===== PASSAGE PROVIDED =====

Tsukiko holds Mikasa at gunpoint to keep her from becoming involved in the battle. At Hitomi's insistence, Kyosuke and Mari bring her to the battlefield. Hitomi meets Ritsu face-to-face for the first time, and tells her she refuses to inherit her planned nation of psychics because she still considers herself a human and cannot see Ritsu as her sister until she embraces her own humanity. Ritsu admits that her hatred of humans was fueled by her feelings of helplessness and guilt over their parents being killed by the people who abducted her to use as a test subject. Hitomi and Ritsu then battle R-1 and H-1 together, synchronizing their dual psychic abilities to defeat the two androids.

Her plan foiled, Mikasa reveals that she was shot seven years ago on the battlefield they stand on, and points out that Kyosuke can undo all the harm she caused by simply going back in time and changing the bullet's trajectory so that it strikes her in the heart, killing her. Without her negative influence, Ritsu will never become a criminal mastermind and Tsukiko will never become a killer. Moreover, since Kyosuke always retains memories of the past as it was before he altered it, he can still arrange it so that he and Mari become friends with Tsukiko, and even reunite Hitomi and Ritsu much earlier.

=====

* _REQUIRED TASK 1_
According to the plot summary, when was Mikasa shot?
* _REQUIRED TASK 2_
Mark each of these statements yes or no according to the plot summary, quoting the words that decide it: (a) Kyosuke and Mari bring Hitomi to the battlefield because she insists. (b) Hitomi agrees to inherit Ritsu's planned nation of psychics. (c) Kyosuke loses his memories of the past whenever he alters it.

===== DATA SECTION =====

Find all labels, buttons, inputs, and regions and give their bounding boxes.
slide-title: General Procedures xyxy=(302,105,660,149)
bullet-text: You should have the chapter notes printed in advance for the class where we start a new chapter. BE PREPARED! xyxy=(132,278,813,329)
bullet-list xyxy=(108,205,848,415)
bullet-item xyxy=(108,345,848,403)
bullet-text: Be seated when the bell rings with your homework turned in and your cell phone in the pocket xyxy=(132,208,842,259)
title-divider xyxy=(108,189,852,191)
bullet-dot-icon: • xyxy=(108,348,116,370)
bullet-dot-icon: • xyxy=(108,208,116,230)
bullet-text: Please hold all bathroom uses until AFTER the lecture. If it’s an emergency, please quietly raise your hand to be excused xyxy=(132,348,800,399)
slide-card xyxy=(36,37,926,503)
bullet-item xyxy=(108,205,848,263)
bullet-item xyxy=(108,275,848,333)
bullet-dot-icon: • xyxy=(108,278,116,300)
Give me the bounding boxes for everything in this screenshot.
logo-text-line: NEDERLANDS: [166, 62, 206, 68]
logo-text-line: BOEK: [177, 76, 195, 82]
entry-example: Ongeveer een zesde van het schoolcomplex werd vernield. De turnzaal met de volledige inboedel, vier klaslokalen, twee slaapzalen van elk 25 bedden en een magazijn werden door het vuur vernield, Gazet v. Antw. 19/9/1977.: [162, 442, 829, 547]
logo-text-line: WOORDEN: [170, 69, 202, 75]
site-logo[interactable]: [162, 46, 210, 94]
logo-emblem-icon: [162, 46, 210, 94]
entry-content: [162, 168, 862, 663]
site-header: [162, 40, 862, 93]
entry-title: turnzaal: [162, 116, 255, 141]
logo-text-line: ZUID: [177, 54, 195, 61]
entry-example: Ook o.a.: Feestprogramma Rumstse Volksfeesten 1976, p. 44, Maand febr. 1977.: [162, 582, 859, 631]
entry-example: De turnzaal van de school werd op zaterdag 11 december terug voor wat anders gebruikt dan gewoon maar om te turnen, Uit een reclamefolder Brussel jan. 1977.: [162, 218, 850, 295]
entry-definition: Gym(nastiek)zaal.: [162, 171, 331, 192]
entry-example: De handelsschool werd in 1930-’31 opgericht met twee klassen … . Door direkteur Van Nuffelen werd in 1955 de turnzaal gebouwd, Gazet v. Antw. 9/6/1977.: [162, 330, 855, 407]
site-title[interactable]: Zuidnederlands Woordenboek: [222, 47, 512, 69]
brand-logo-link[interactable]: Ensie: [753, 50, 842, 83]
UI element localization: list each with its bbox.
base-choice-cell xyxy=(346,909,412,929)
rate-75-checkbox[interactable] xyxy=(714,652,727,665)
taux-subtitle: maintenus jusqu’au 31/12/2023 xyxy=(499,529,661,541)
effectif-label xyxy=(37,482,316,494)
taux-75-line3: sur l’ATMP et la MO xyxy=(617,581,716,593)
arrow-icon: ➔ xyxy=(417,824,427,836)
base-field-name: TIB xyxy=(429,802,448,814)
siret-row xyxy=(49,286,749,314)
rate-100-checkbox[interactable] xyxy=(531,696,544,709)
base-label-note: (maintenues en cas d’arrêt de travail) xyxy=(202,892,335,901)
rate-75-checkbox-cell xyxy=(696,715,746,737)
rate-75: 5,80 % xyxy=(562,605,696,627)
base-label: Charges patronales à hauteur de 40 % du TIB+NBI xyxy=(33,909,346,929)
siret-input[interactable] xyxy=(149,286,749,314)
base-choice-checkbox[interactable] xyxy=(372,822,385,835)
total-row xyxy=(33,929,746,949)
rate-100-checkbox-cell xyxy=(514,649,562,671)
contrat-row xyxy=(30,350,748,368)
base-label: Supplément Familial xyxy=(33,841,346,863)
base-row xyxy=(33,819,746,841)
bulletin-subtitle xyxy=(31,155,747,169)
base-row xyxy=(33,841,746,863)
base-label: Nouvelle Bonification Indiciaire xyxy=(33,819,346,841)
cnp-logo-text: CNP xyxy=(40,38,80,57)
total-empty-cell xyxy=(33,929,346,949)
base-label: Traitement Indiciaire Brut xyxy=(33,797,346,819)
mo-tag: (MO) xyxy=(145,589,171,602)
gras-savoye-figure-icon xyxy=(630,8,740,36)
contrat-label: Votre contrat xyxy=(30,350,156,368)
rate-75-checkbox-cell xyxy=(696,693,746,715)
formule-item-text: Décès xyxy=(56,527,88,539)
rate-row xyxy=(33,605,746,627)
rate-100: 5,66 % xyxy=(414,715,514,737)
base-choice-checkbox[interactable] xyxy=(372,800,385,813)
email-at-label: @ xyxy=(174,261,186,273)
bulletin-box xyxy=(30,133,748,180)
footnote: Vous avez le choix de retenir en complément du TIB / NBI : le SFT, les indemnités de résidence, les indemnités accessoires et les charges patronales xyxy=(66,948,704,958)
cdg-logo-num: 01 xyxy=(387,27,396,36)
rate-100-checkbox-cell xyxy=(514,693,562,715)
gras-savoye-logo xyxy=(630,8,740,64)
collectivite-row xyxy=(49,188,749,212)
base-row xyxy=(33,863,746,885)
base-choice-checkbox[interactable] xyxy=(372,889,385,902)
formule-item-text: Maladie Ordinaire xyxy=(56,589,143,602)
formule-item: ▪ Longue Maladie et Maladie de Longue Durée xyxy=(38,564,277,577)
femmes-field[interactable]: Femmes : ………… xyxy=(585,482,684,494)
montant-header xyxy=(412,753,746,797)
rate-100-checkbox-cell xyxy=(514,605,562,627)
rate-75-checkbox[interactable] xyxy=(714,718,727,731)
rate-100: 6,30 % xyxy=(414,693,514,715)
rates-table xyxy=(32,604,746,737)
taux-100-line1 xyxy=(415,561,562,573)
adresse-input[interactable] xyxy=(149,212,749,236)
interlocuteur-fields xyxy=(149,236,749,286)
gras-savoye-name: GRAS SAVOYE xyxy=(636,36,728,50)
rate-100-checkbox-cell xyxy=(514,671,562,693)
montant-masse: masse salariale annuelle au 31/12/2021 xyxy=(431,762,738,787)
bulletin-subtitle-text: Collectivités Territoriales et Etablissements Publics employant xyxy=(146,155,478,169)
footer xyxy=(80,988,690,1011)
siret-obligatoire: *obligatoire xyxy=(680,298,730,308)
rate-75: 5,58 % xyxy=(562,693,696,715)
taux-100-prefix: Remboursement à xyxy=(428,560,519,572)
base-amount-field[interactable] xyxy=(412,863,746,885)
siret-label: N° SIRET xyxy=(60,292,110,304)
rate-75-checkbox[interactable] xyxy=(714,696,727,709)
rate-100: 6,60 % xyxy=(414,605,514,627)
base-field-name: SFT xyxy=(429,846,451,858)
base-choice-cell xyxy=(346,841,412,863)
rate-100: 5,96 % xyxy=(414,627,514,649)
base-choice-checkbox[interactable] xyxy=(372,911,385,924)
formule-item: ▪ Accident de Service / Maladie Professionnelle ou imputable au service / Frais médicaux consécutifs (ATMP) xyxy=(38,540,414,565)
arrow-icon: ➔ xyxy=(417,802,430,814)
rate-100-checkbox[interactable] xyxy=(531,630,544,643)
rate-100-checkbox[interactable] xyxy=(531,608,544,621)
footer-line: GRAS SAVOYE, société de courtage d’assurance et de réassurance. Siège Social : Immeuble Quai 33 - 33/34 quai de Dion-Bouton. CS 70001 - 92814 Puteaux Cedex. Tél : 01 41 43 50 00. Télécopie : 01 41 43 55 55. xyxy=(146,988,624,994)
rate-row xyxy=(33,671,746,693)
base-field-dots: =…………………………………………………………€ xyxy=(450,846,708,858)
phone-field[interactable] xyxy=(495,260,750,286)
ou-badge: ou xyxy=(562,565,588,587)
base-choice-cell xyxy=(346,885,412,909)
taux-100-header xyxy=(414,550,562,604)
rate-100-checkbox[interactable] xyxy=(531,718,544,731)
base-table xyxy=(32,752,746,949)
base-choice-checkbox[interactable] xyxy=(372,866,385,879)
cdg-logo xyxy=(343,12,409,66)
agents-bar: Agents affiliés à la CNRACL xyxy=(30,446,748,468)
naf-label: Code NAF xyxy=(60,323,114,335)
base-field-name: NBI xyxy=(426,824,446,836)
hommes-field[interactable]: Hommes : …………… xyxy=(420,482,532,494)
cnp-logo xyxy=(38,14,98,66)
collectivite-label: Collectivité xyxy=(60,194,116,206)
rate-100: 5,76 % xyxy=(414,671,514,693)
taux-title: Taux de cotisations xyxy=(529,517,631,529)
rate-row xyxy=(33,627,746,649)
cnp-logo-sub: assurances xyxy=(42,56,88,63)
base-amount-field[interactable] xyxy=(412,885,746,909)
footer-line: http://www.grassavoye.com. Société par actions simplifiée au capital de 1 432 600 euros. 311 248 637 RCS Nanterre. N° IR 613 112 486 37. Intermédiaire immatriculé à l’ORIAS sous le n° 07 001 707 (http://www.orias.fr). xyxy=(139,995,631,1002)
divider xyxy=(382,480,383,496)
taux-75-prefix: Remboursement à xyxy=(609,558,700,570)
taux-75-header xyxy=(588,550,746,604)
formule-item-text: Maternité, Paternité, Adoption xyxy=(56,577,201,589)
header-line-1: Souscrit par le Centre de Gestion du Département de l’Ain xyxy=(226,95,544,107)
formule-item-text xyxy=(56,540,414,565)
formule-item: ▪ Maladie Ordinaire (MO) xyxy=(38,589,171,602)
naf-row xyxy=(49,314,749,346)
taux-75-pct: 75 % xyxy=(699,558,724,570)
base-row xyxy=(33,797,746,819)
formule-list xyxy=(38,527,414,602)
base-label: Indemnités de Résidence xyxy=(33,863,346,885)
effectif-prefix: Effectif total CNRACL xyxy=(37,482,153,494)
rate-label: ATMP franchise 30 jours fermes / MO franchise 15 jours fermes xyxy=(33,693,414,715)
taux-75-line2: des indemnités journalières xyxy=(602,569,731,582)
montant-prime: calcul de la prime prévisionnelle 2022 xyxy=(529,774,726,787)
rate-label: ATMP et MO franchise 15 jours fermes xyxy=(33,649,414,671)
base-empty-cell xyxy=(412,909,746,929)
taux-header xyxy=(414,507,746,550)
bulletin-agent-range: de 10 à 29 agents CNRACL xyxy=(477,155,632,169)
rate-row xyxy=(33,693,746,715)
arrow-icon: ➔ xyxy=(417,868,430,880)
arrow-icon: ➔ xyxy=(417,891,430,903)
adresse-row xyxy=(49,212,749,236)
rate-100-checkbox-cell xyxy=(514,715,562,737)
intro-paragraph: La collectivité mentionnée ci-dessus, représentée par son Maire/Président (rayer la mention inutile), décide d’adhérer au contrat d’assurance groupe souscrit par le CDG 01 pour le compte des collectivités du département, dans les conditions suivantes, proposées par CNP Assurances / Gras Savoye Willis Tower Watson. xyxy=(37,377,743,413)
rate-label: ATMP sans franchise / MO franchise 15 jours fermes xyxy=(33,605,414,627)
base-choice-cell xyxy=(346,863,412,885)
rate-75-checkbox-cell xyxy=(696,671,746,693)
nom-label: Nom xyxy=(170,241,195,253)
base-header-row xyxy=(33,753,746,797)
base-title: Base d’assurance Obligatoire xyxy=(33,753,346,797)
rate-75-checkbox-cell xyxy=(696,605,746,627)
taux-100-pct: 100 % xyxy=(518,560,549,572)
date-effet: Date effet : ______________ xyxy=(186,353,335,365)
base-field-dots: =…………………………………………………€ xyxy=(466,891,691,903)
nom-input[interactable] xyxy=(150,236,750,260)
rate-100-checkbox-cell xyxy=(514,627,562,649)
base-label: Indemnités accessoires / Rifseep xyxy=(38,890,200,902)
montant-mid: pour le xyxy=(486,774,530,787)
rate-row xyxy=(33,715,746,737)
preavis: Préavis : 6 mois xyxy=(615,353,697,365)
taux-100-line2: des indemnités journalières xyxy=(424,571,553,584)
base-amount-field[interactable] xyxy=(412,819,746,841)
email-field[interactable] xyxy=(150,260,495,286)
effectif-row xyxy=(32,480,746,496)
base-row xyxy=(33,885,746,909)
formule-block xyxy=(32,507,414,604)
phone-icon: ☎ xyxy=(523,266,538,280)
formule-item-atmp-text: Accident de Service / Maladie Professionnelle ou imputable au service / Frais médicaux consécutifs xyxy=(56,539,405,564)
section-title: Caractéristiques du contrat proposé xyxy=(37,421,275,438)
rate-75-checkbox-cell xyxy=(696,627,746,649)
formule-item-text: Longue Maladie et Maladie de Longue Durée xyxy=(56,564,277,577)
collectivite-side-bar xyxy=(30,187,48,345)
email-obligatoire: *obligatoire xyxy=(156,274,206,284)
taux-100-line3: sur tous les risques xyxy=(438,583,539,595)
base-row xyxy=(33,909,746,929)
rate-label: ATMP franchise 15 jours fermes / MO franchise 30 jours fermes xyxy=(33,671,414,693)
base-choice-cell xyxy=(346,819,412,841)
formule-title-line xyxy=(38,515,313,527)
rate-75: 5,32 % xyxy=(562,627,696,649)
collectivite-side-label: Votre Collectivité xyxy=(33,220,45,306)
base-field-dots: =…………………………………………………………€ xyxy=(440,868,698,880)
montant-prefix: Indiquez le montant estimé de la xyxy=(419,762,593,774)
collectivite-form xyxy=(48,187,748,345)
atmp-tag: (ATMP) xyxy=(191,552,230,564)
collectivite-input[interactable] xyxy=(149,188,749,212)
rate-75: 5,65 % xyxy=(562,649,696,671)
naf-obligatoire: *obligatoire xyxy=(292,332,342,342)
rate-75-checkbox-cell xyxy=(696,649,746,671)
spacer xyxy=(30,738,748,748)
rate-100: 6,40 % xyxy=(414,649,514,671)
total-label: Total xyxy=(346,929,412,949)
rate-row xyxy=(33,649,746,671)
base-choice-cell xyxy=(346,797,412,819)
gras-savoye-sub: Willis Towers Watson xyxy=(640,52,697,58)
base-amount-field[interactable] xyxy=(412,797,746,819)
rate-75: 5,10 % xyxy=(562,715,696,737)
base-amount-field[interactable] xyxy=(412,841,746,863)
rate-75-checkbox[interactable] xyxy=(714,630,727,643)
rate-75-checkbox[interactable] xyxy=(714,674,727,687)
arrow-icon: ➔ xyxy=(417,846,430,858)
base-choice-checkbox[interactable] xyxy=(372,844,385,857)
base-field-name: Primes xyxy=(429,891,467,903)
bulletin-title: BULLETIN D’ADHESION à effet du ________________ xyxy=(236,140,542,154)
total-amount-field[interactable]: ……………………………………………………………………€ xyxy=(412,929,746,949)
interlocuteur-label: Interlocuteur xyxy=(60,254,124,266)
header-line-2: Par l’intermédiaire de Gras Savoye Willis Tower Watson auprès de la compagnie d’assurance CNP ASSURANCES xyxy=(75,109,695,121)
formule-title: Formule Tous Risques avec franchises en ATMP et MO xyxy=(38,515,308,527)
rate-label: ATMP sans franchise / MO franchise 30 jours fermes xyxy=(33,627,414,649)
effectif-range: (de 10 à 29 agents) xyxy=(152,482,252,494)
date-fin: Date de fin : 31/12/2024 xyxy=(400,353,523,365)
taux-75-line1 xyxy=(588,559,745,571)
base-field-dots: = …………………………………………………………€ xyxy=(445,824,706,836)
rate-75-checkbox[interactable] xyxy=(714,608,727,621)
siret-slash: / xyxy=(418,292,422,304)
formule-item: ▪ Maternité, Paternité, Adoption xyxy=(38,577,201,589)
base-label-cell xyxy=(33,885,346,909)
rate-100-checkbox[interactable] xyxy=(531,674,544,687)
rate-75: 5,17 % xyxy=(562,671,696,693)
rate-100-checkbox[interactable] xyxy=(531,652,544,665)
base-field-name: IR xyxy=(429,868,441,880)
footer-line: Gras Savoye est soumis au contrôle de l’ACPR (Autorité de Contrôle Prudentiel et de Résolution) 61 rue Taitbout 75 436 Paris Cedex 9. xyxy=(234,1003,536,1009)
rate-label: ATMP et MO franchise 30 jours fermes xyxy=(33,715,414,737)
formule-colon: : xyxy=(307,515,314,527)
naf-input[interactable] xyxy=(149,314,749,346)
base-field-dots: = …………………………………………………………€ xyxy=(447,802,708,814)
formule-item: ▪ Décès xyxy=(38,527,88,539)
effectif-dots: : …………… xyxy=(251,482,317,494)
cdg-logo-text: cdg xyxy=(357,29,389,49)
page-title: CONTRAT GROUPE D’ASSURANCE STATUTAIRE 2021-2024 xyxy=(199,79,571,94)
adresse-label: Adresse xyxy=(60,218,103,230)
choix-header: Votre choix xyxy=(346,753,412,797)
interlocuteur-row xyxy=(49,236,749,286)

=====

* _FULL ANSWER 1_
Seven years ago, on the battlefield where they stand.

* _FULL ANSWER 2_
(a) Yes: "At Hitomi's insistence, Kyosuke and Mari bring her to the battlefield."
(b) No: "she refuses to inherit her planned nation of psychics"
(c) No: "Kyosuke always retains memories of the past as it was before he altered it"